## TASK MATERIAL
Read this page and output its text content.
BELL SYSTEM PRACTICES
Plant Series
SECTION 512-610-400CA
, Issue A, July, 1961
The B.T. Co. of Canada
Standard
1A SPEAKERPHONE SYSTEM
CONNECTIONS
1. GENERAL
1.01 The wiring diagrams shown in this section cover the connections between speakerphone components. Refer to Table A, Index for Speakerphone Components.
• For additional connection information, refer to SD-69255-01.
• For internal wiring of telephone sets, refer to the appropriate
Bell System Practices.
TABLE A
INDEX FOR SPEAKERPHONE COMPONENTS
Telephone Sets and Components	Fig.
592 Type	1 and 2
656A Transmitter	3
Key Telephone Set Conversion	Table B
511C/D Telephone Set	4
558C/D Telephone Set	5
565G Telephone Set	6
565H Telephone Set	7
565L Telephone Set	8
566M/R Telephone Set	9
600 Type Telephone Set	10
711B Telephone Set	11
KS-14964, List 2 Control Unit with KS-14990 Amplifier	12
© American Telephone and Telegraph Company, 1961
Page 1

## SET TASK
Transcribe all of the material exactly. Omit nothing.

## ANSWER BELOW
Read this page and output its text content.
BELL SYSTEM PRACTICES
Plant Series
SECTION 512-610-400CA
, Issue A, July, 1961
The B.T. Co. of Canada
Standard
1A SPEAKERPHONE SYSTEM
CONNECTIONS
1. GENERAL
1.01 The wiring diagrams shown in this section cover the connections between speakerphone components. Refer to Table A, Index for Speakerphone Components.
• For additional connection information, refer to SD-69255-01.
• For internal wiring of telephone sets, refer to the appropriate
Bell System Practices.
TABLE A
INDEX FOR SPEAKERPHONE COMPONENTS
Telephone Sets and Components	Fig.
592 Type	1 and 2
656A Transmitter	3
Key Telephone Set Conversion	Table B
511C/D Telephone Set	4
558C/D Telephone Set	5
565G Telephone Set	6
565H Telephone Set	7
565L Telephone Set	8
566M/R Telephone Set	9
600 Type Telephone Set	10
711B Telephone Set	11
KS-14964, List 2 Control Unit with KS-14990 Amplifier	12
© American Telephone and Telegraph Company, 1961
Page 1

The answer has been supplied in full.